§ TEXT EXTRACT:
++++++++

Re: [PATCH v2] xfs: add a test for atomic writes

public inbox for linux-xfs@vger.kernel.org
 help / color / mirror / Atom feed

From: Nirjhar Roy <nirjhar@linux.ibm.com>
To: "Darrick J. Wong" <djwong@kernel.org>
Cc: Catherine Hoang <catherine.hoang@oracle.com>,
	linux-xfs@vger.kernel.org, ritesh.list@gmail.com,
	ojaswin@linux.ibm.com, fstests@vger.kernel.org, zlang@kernel.org
Subject: Re: [PATCH v2] xfs: add a test for atomic writes
Date: Tue, 24 Dec 2024 10:40:40 +0530	[thread overview]
Message-ID: <a49db46c-d593-4cf8-bbe2-960b4b9eb820@linux.ibm.com> (raw)
In-Reply-To: <20241223172652.GL6160@frogsfrogsfrogs>


On 12/23/24 22:56, Darrick J. Wong wrote:
> On Fri, Dec 20, 2024 at 10:32:51AM +0530, Nirjhar Roy wrote:
>> On 12/19/24 22:57, Darrick J. Wong wrote:
>>> On Thu, Dec 19, 2024 at 08:43:36PM +0530, Nirjhar Roy wrote:
>>>> On Mon, 2024-12-16 at 18:08 -0800, Catherine Hoang wrote:
>>>>> Add a test to validate the new atomic writes feature.
>>>>>
>>>>> Signed-off-by: Catherine Hoang <catherine.hoang@oracle.com>
>>>>> ---
>>>>>    common/rc         | 14 ++++++++
>>>>>    tests/xfs/611     | 81
>>>>> +++++++++++++++++++++++++++++++++++++++++++++++
>>>>>    tests/xfs/611.out |  2 ++
>>>> Now that ext4 also has support for block atomic writes, do you think it
>>>> appropritate to put it under generic?
> Yeah, it ought to be a generic test.
>
>>>>>    3 files changed, 97 insertions(+)

++++++++

§ DATASET RECORDS:
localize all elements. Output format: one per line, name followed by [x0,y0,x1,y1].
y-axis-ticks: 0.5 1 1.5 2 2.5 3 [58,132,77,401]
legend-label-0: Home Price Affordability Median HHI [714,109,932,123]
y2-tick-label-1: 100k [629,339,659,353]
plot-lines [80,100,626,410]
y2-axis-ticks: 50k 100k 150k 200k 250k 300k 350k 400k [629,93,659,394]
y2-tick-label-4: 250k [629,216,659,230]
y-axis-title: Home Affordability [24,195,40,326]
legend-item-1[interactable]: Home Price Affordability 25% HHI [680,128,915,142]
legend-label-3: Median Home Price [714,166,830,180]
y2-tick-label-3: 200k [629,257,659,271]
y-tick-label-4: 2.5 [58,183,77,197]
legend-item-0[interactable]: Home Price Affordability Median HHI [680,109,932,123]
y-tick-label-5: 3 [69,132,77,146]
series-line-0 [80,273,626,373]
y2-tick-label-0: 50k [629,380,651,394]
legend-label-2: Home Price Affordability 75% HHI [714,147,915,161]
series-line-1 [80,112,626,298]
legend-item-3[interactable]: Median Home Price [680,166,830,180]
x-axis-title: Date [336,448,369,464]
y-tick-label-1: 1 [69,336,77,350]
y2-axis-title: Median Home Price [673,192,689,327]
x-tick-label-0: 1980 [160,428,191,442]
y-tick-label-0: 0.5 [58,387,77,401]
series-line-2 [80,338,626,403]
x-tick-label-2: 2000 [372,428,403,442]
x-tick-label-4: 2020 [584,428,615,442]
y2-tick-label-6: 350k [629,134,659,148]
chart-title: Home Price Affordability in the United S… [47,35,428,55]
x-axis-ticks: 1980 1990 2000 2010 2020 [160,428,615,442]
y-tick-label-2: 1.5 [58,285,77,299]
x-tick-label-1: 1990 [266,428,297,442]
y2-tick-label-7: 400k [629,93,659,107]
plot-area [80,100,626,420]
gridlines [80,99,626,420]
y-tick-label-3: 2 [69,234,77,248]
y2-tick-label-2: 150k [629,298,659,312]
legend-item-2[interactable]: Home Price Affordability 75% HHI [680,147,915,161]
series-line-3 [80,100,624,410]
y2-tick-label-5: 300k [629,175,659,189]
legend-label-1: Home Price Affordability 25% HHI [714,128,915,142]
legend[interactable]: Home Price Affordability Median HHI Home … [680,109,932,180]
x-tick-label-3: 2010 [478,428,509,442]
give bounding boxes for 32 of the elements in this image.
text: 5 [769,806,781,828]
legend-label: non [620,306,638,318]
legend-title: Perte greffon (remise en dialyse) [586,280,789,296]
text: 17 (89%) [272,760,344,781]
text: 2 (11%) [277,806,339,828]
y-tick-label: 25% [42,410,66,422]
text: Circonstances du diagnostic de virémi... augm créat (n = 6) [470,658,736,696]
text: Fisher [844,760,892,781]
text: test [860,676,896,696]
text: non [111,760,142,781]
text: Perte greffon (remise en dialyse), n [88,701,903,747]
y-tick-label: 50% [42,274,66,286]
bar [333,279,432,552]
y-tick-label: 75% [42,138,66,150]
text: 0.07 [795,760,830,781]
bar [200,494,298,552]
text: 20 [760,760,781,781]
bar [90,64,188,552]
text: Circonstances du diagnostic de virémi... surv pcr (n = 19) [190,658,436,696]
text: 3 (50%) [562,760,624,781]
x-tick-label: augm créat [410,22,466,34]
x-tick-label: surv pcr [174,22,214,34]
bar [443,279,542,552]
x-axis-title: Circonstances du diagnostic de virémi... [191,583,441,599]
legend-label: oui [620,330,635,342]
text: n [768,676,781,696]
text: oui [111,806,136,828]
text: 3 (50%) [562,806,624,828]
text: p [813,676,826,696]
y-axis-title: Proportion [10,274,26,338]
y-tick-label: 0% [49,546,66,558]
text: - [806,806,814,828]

++++++++

§ WRITTEN TASKS:
1. In the xfs atomic writes patch thread, substitute "untorn writes" for "atomic writes" and give the passage again, beginning at the words "In-Reply-To: <20241223172652.GL6160@frogsfrogsfrogs>" and stopping after "atomic writes feature.".
2. Resume the xfs atomic writes patch thread after its last line.

§ SET OF ANSWERS:
1.
In-Reply-To: <20241223172652.GL6160@frogsfrogsfrogs>


On 12/23/24 22:56, Darrick J. Wong wrote:
> On Fri, Dec 20, 2024 at 10:32:51AM +0530, Nirjhar Roy wrote:
>> On 12/19/24 22:57, Darrick J. Wong wrote:
>>> On Thu, Dec 19, 2024 at 08:43:36PM +0530, Nirjhar Roy wrote:
>>>> On Mon, 2024-12-16 at 18:08 -0800, Catherine Hoang wrote:
>>>>> Add a test to validate the new untorn writes feature.

2.
>>>>>    create mode 100755 tests/xfs/611
>>>>>    create mode 100644 tests/xfs/611.out
>>>>>
>>>>> diff --git a/common/rc b/common/rc
>>>>> index 2ee46e51..b9da749e 100644
>>>>> --- a/common/rc
>>>>> +++ b/common/rc
>>>>> @@ -5148,6 +5148,20 @@ _require_scratch_btime()
>>>>>    	_scratch_unmount
>>>>>    }
>>>>> +_require_scratch_write_atomic()
>>>>> +{
>>>>> +	_require_scratch
>>>>> +	_scratch_mkfs > /dev/null 2>&1
>>>>> +	_scratch_mount
>>>> Minor: Do we need the _scratch_mount and _scratch_unmount? We can
>>>> directly statx the underlying device too, right?
>>> Yes, we need the scratch fs, because the filesystem might not support
>>> untorn writes even if the underlying block device does.  Or it can
>>> decide to constrain the supported io sizes.
>> Oh, right. We need both the file system and the device to support the atomic
>> write feature.
>>>>> +
>>>>> +	export STATX_WRITE_ATOMIC=0x10000
>>>>> +	$XFS_IO_PROG -c "statx -r -m $STATX_WRITE_ATOMIC" $SCRATCH_MNT
>>>>> \
>>>>> +		| grep atomic >>$seqres.full 2>&1 || \
>>>>> +		_notrun "write atomic not supported by this filesystem"
>>>> Are we assuming that the SCRATCH_DEV supports atomic writes here? If
>>>> not, do you think the idea of checking if the underlying device
>>>> supports atomic writes will be appropriate here?
>>>>
>>>> I tried running the test with a loop device (with no atomic writes
>>>> support) and this function did not execute _notrun. The test did fail
>>>> expectedly with "atomic write min 0, should be fs block size 4096".
>>> Oh, yeah, awu_min==awu_max==0 should be an automatic _notrun.
>> Yes.
>>>> However, the test shouldn't have begun or reached this stage if the
>>>> underlying device doesn't support atomic writes, right?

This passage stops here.